| CHALLENGE |
Print each of the following entries again without changing a single character.

Annotated region listings:
____________
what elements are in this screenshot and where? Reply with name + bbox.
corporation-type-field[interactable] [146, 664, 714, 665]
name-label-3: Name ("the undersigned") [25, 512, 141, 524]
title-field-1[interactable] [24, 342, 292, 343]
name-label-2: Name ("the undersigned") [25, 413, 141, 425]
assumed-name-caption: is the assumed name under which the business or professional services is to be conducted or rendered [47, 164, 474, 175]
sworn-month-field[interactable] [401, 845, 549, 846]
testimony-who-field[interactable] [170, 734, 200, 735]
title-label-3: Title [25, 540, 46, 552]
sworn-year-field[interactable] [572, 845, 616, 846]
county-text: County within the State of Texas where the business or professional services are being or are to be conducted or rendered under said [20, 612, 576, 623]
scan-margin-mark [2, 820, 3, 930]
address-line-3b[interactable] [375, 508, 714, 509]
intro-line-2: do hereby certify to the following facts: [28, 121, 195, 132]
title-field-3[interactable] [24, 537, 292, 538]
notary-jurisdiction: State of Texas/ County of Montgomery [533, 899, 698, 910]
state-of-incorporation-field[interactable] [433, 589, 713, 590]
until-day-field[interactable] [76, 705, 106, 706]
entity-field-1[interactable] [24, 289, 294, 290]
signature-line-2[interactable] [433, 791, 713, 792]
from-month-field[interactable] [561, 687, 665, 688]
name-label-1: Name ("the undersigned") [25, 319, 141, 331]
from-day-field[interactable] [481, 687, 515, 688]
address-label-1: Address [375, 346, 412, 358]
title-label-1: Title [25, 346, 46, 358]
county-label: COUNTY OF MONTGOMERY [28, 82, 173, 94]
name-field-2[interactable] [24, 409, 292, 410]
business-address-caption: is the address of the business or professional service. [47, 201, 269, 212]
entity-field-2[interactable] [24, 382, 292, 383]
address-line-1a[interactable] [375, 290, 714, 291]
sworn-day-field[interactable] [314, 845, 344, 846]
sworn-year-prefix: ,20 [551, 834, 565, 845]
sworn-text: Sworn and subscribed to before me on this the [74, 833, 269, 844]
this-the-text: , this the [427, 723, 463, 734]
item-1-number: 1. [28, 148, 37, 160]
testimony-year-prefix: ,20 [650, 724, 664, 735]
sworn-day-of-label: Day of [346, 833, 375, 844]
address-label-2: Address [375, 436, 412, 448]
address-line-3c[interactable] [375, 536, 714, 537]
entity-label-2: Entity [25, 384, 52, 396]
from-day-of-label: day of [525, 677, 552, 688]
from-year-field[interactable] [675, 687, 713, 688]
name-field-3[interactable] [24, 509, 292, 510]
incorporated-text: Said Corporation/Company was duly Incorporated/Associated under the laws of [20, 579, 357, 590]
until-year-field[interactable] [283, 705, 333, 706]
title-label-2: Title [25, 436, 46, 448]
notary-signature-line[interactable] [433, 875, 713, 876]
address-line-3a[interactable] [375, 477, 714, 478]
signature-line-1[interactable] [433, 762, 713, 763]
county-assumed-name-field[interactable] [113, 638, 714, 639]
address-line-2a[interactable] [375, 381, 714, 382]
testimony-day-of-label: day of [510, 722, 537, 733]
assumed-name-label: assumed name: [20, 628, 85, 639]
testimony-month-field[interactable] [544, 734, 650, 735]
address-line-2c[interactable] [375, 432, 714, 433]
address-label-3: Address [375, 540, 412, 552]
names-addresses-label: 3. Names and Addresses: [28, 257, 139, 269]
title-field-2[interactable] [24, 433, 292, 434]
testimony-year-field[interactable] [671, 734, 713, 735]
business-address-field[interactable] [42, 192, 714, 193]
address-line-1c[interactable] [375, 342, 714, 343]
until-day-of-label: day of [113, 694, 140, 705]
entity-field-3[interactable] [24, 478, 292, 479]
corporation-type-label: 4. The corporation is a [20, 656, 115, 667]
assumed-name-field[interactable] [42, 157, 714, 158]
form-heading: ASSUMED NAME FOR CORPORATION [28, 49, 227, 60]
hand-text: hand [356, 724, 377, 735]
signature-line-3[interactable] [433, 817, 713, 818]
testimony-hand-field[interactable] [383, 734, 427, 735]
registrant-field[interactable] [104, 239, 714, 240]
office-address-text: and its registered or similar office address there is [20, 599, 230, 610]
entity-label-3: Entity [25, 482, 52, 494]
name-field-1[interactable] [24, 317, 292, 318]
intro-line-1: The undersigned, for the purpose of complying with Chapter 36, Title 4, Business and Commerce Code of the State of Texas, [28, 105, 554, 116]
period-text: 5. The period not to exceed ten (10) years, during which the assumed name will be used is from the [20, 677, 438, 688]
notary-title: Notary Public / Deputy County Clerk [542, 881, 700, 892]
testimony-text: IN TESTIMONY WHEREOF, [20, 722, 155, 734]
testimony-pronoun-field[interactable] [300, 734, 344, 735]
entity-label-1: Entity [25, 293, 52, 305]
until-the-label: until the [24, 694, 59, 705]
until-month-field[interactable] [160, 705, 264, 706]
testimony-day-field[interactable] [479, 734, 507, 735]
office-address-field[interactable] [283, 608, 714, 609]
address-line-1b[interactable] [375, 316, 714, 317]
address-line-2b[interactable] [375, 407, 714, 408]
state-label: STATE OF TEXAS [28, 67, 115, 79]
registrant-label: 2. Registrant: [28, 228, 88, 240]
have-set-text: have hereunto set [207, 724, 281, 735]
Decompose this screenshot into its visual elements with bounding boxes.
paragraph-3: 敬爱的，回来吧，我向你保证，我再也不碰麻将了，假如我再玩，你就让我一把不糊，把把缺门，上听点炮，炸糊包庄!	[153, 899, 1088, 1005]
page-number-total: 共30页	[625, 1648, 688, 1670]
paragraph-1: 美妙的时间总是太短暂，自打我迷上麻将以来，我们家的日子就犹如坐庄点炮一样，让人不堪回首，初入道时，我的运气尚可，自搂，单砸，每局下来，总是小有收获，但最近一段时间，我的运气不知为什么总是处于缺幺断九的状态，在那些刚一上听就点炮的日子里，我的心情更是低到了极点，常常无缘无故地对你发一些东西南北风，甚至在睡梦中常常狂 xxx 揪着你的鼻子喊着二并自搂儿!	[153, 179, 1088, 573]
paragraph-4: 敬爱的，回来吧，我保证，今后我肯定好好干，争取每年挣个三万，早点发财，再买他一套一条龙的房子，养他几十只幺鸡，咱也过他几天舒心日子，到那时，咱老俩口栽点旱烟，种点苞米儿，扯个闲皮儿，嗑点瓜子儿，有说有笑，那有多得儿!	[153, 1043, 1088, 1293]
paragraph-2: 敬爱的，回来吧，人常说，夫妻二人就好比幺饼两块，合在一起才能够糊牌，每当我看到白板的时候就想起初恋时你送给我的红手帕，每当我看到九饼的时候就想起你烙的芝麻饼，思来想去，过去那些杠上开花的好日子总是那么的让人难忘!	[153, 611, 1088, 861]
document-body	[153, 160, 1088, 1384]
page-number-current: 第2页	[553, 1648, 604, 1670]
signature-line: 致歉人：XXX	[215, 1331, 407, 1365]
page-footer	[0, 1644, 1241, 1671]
____________
| CORRECT OUTPUT |
what elements are in this screenshot and where? Reply with name + bbox.
corporation-type-field[interactable] [146, 664, 714, 665]
name-label-3: Name ("the undersigned") [25, 512, 141, 524]
title-field-1[interactable] [24, 342, 292, 343]
name-label-2: Name ("the undersigned") [25, 413, 141, 425]
assumed-name-caption: is the assumed name under which the business or professional services is to be conducted or rendered [47, 164, 474, 175]
sworn-month-field[interactable] [401, 845, 549, 846]
testimony-who-field[interactable] [170, 734, 200, 735]
title-label-3: Title [25, 540, 46, 552]
sworn-year-field[interactable] [572, 845, 616, 846]
county-text: County within the State of Texas where the business or professional services are being or are to be conducted or rendered under said [20, 612, 576, 623]
scan-margin-mark [2, 820, 3, 930]
address-line-3b[interactable] [375, 508, 714, 509]
intro-line-2: do hereby certify to the following facts: [28, 121, 195, 132]
title-field-3[interactable] [24, 537, 292, 538]
notary-jurisdiction: State of Texas/ County of Montgomery [533, 899, 698, 910]
state-of-incorporation-field[interactable] [433, 589, 713, 590]
until-day-field[interactable] [76, 705, 106, 706]
entity-field-1[interactable] [24, 289, 294, 290]
signature-line-2[interactable] [433, 791, 713, 792]
from-month-field[interactable] [561, 687, 665, 688]
name-label-1: Name ("the undersigned") [25, 319, 141, 331]
from-day-field[interactable] [481, 687, 515, 688]
address-label-1: Address [375, 346, 412, 358]
title-label-1: Title [25, 346, 46, 358]
county-label: COUNTY OF MONTGOMERY [28, 82, 173, 94]
name-field-2[interactable] [24, 409, 292, 410]
business-address-caption: is the address of the business or professional service. [47, 201, 269, 212]
entity-field-2[interactable] [24, 382, 292, 383]
address-line-1a[interactable] [375, 290, 714, 291]
sworn-day-field[interactable] [314, 845, 344, 846]
sworn-year-prefix: ,20 [551, 834, 565, 845]
sworn-text: Sworn and subscribed to before me on this the [74, 833, 269, 844]
this-the-text: , this the [427, 723, 463, 734]
item-1-number: 1. [28, 148, 37, 160]
testimony-year-prefix: ,20 [650, 724, 664, 735]
sworn-day-of-label: Day of [346, 833, 375, 844]
address-label-2: Address [375, 436, 412, 448]
address-line-3c[interactable] [375, 536, 714, 537]
entity-label-2: Entity [25, 384, 52, 396]
from-day-of-label: day of [525, 677, 552, 688]
from-year-field[interactable] [675, 687, 713, 688]
name-field-3[interactable] [24, 509, 292, 510]
incorporated-text: Said Corporation/Company was duly Incorporated/Associated under the laws of [20, 579, 357, 590]
until-year-field[interactable] [283, 705, 333, 706]
title-label-2: Title [25, 436, 46, 448]
notary-signature-line[interactable] [433, 875, 713, 876]
address-line-3a[interactable] [375, 477, 714, 478]
signature-line-1[interactable] [433, 762, 713, 763]
county-assumed-name-field[interactable] [113, 638, 714, 639]
address-line-2a[interactable] [375, 381, 714, 382]
testimony-day-of-label: day of [510, 722, 537, 733]
assumed-name-label: assumed name: [20, 628, 85, 639]
testimony-month-field[interactable] [544, 734, 650, 735]
address-line-2c[interactable] [375, 432, 714, 433]
address-label-3: Address [375, 540, 412, 552]
names-addresses-label: 3. Names and Addresses: [28, 257, 139, 269]
title-field-2[interactable] [24, 433, 292, 434]
testimony-year-field[interactable] [671, 734, 713, 735]
business-address-field[interactable] [42, 192, 714, 193]
address-line-1c[interactable] [375, 342, 714, 343]
until-day-of-label: day of [113, 694, 140, 705]
entity-field-3[interactable] [24, 478, 292, 479]
corporation-type-label: 4. The corporation is a [20, 656, 115, 667]
assumed-name-field[interactable] [42, 157, 714, 158]
form-heading: ASSUMED NAME FOR CORPORATION [28, 49, 227, 60]
hand-text: hand [356, 724, 377, 735]
signature-line-3[interactable] [433, 817, 713, 818]
testimony-hand-field[interactable] [383, 734, 427, 735]
registrant-field[interactable] [104, 239, 714, 240]
office-address-text: and its registered or similar office address there is [20, 599, 230, 610]
entity-label-3: Entity [25, 482, 52, 494]
name-field-1[interactable] [24, 317, 292, 318]
intro-line-1: The undersigned, for the purpose of complying with Chapter 36, Title 4, Business and Commerce Code of the State of Texas, [28, 105, 554, 116]
period-text: 5. The period not to exceed ten (10) years, during which the assumed name will be used is from the [20, 677, 438, 688]
notary-title: Notary Public / Deputy County Clerk [542, 881, 700, 892]
testimony-text: IN TESTIMONY WHEREOF, [20, 722, 155, 734]
testimony-pronoun-field[interactable] [300, 734, 344, 735]
entity-label-1: Entity [25, 293, 52, 305]
until-the-label: until the [24, 694, 59, 705]
until-month-field[interactable] [160, 705, 264, 706]
testimony-day-field[interactable] [479, 734, 507, 735]
office-address-field[interactable] [283, 608, 714, 609]
address-line-1b[interactable] [375, 316, 714, 317]
address-line-2b[interactable] [375, 407, 714, 408]
state-label: STATE OF TEXAS [28, 67, 115, 79]
registrant-label: 2. Registrant: [28, 228, 88, 240]
have-set-text: have hereunto set [207, 724, 281, 735]
Decompose this screenshot into its visual elements with bounding boxes.
paragraph-3: 敬爱的，回来吧，我向你保证，我再也不碰麻将了，假如我再玩，你就让我一把不糊，把把缺门，上听点炮，炸糊包庄!	[153, 899, 1088, 1005]
page-number-total: 共30页	[625, 1648, 688, 1670]
paragraph-1: 美妙的时间总是太短暂，自打我迷上麻将以来，我们家的日子就犹如坐庄点炮一样，让人不堪回首，初入道时，我的运气尚可，自搂，单砸，每局下来，总是小有收获，但最近一段时间，我的运气不知为什么总是处于缺幺断九的状态，在那些刚一上听就点炮的日子里，我的心情更是低到了极点，常常无缘无故地对你发一些东西南北风，甚至在睡梦中常常狂 xxx 揪着你的鼻子喊着二并自搂儿!	[153, 179, 1088, 573]
paragraph-4: 敬爱的，回来吧，我保证，今后我肯定好好干，争取每年挣个三万，早点发财，再买他一套一条龙的房子，养他几十只幺鸡，咱也过他几天舒心日子，到那时，咱老俩口栽点旱烟，种点苞米儿，扯个闲皮儿，嗑点瓜子儿，有说有笑，那有多得儿!	[153, 1043, 1088, 1293]
paragraph-2: 敬爱的，回来吧，人常说，夫妻二人就好比幺饼两块，合在一起才能够糊牌，每当我看到白板的时候就想起初恋时你送给我的红手帕，每当我看到九饼的时候就想起你烙的芝麻饼，思来想去，过去那些杠上开花的好日子总是那么的让人难忘!	[153, 611, 1088, 861]
document-body	[153, 160, 1088, 1384]
page-number-current: 第2页	[553, 1648, 604, 1670]
signature-line: 致歉人：XXX	[215, 1331, 407, 1365]
page-footer	[0, 1644, 1241, 1671]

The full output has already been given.